◆ **Goal**
Every line of the records below should be restated exactly.

-- Start of Information given --

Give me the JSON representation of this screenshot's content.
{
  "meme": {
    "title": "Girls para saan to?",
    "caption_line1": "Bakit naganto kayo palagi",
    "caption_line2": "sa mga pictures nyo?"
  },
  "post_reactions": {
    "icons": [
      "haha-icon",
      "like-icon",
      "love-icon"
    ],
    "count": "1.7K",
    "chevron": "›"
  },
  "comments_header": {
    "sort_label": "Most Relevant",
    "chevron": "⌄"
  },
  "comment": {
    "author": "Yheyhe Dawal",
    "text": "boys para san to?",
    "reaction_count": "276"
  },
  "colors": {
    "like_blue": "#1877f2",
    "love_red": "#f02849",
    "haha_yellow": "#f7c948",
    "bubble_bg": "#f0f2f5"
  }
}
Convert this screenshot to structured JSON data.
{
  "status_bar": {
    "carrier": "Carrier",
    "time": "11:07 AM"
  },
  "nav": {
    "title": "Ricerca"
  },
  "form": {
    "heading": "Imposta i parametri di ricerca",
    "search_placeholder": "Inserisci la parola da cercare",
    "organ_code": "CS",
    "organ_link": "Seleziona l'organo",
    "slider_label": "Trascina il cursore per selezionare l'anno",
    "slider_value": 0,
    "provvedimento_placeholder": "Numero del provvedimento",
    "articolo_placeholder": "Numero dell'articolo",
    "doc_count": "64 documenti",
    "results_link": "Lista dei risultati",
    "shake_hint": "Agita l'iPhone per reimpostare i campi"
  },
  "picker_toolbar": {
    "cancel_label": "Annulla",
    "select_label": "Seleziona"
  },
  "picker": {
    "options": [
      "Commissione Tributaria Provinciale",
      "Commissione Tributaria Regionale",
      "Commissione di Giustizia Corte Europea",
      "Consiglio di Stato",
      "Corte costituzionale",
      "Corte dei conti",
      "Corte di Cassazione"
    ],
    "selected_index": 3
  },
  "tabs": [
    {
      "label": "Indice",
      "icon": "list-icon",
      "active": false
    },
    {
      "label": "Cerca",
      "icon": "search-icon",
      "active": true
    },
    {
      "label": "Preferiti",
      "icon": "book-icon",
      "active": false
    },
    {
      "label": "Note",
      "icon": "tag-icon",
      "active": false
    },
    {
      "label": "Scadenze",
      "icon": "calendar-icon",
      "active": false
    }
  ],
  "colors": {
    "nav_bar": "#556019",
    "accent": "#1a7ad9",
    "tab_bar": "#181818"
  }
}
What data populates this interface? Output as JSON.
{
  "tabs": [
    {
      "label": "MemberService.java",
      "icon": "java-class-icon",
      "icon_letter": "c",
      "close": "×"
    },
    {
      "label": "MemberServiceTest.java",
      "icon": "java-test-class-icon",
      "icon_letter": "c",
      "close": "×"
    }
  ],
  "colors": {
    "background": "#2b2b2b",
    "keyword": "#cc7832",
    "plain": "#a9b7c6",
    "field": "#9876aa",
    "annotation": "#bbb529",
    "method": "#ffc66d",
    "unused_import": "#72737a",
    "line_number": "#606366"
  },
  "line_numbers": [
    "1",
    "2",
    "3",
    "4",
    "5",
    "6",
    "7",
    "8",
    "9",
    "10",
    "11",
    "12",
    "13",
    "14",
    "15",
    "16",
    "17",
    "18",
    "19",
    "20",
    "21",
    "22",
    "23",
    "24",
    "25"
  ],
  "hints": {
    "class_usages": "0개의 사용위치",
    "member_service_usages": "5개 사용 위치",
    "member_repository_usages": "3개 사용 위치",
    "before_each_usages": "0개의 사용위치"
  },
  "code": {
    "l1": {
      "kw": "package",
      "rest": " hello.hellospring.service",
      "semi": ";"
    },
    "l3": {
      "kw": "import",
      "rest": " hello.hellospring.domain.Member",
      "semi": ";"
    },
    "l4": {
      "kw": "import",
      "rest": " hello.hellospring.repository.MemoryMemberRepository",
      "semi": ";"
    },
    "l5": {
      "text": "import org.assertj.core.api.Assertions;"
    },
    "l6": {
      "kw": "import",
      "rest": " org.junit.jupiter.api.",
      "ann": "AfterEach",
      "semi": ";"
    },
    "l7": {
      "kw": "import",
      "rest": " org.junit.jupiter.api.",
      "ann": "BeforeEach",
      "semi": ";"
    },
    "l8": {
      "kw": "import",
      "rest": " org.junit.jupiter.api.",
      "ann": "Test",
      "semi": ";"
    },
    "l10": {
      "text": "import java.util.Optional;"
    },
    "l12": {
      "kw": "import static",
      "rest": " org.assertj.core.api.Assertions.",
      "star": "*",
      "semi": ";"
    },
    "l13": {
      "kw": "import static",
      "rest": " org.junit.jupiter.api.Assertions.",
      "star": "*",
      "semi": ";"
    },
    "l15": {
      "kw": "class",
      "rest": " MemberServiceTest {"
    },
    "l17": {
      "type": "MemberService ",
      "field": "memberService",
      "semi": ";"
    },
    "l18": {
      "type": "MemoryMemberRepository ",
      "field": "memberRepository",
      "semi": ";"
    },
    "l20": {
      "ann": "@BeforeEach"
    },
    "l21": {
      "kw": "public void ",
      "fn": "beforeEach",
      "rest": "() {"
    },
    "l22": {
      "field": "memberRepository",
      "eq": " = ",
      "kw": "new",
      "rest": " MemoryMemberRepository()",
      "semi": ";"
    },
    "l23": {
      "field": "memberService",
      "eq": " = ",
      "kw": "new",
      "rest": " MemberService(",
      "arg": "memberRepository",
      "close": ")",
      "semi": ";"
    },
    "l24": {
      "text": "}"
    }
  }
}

-- End of Information given --

◆ **Result for this task**
Give me the JSON representation of this screenshot's content.
{
  "meme": {
    "title": "Girls para saan to?",
    "caption_line1": "Bakit naganto kayo palagi",
    "caption_line2": "sa mga pictures nyo?"
  },
  "post_reactions": {
    "icons": [
      "haha-icon",
      "like-icon",
      "love-icon"
    ],
    "count": "1.7K",
    "chevron": "›"
  },
  "comments_header": {
    "sort_label": "Most Relevant",
    "chevron": "⌄"
  },
  "comment": {
    "author": "Yheyhe Dawal",
    "text": "boys para san to?",
    "reaction_count": "276"
  },
  "colors": {
    "like_blue": "#1877f2",
    "love_red": "#f02849",
    "haha_yellow": "#f7c948",
    "bubble_bg": "#f0f2f5"
  }
}
Convert this screenshot to structured JSON data.
{
  "status_bar": {
    "carrier": "Carrier",
    "time": "11:07 AM"
  },
  "nav": {
    "title": "Ricerca"
  },
  "form": {
    "heading": "Imposta i parametri di ricerca",
    "search_placeholder": "Inserisci la parola da cercare",
    "organ_code": "CS",
    "organ_link": "Seleziona l'organo",
    "slider_label": "Trascina il cursore per selezionare l'anno",
    "slider_value": 0,
    "provvedimento_placeholder": "Numero del provvedimento",
    "articolo_placeholder": "Numero dell'articolo",
    "doc_count": "64 documenti",
    "results_link": "Lista dei risultati",
    "shake_hint": "Agita l'iPhone per reimpostare i campi"
  },
  "picker_toolbar": {
    "cancel_label": "Annulla",
    "select_label": "Seleziona"
  },
  "picker": {
    "options": [
      "Commissione Tributaria Provinciale",
      "Commissione Tributaria Regionale",
      "Commissione di Giustizia Corte Europea",
      "Consiglio di Stato",
      "Corte costituzionale",
      "Corte dei conti",
      "Corte di Cassazione"
    ],
    "selected_index": 3
  },
  "tabs": [
    {
      "label": "Indice",
      "icon": "list-icon",
      "active": false
    },
    {
      "label": "Cerca",
      "icon": "search-icon",
      "active": true
    },
    {
      "label": "Preferiti",
      "icon": "book-icon",
      "active": false
    },
    {
      "label": "Note",
      "icon": "tag-icon",
      "active": false
    },
    {
      "label": "Scadenze",
      "icon": "calendar-icon",
      "active": false
    }
  ],
  "colors": {
    "nav_bar": "#556019",
    "accent": "#1a7ad9",
    "tab_bar": "#181818"
  }
}
What data populates this interface? Output as JSON.
{
  "tabs": [
    {
      "label": "MemberService.java",
      "icon": "java-class-icon",
      "icon_letter": "c",
      "close": "×"
    },
    {
      "label": "MemberServiceTest.java",
      "icon": "java-test-class-icon",
      "icon_letter": "c",
      "close": "×"
    }
  ],
  "colors": {
    "background": "#2b2b2b",
    "keyword": "#cc7832",
    "plain": "#a9b7c6",
    "field": "#9876aa",
    "annotation": "#bbb529",
    "method": "#ffc66d",
    "unused_import": "#72737a",
    "line_number": "#606366"
  },
  "line_numbers": [
    "1",
    "2",
    "3",
    "4",
    "5",
    "6",
    "7",
    "8",
    "9",
    "10",
    "11",
    "12",
    "13",
    "14",
    "15",
    "16",
    "17",
    "18",
    "19",
    "20",
    "21",
    "22",
    "23",
    "24",
    "25"
  ],
  "hints": {
    "class_usages": "0개의 사용위치",
    "member_service_usages": "5개 사용 위치",
    "member_repository_usages": "3개 사용 위치",
    "before_each_usages": "0개의 사용위치"
  },
  "code": {
    "l1": {
      "kw": "package",
      "rest": " hello.hellospring.service",
      "semi": ";"
    },
    "l3": {
      "kw": "import",
      "rest": " hello.hellospring.domain.Member",
      "semi": ";"
    },
    "l4": {
      "kw": "import",
      "rest": " hello.hellospring.repository.MemoryMemberRepository",
      "semi": ";"
    },
    "l5": {
      "text": "import org.assertj.core.api.Assertions;"
    },
    "l6": {
      "kw": "import",
      "rest": " org.junit.jupiter.api.",
      "ann": "AfterEach",
      "semi": ";"
    },
    "l7": {
      "kw": "import",
      "rest": " org.junit.jupiter.api.",
      "ann": "BeforeEach",
      "semi": ";"
    },
    "l8": {
      "kw": "import",
      "rest": " org.junit.jupiter.api.",
      "ann": "Test",
      "semi": ";"
    },
    "l10": {
      "text": "import java.util.Optional;"
    },
    "l12": {
      "kw": "import static",
      "rest": " org.assertj.core.api.Assertions.",
      "star": "*",
      "semi": ";"
    },
    "l13": {
      "kw": "import static",
      "rest": " org.junit.jupiter.api.Assertions.",
      "star": "*",
      "semi": ";"
    },
    "l15": {
      "kw": "class",
      "rest": " MemberServiceTest {"
    },
    "l17": {
      "type": "MemberService ",
      "field": "memberService",
      "semi": ";"
    },
    "l18": {
      "type": "MemoryMemberRepository ",
      "field": "memberRepository",
      "semi": ";"
    },
    "l20": {
      "ann": "@BeforeEach"
    },
    "l21": {
      "kw": "public void ",
      "fn": "beforeEach",
      "rest": "() {"
    },
    "l22": {
      "field": "memberRepository",
      "eq": " = ",
      "kw": "new",
      "rest": " MemoryMemberRepository()",
      "semi": ";"
    },
    "l23": {
      "field": "memberService",
      "eq": " = ",
      "kw": "new",
      "rest": " MemberService(",
      "arg": "memberRepository",
      "close": ")",
      "semi": ";"
    },
    "l24": {
      "text": "}"
    }
  }
}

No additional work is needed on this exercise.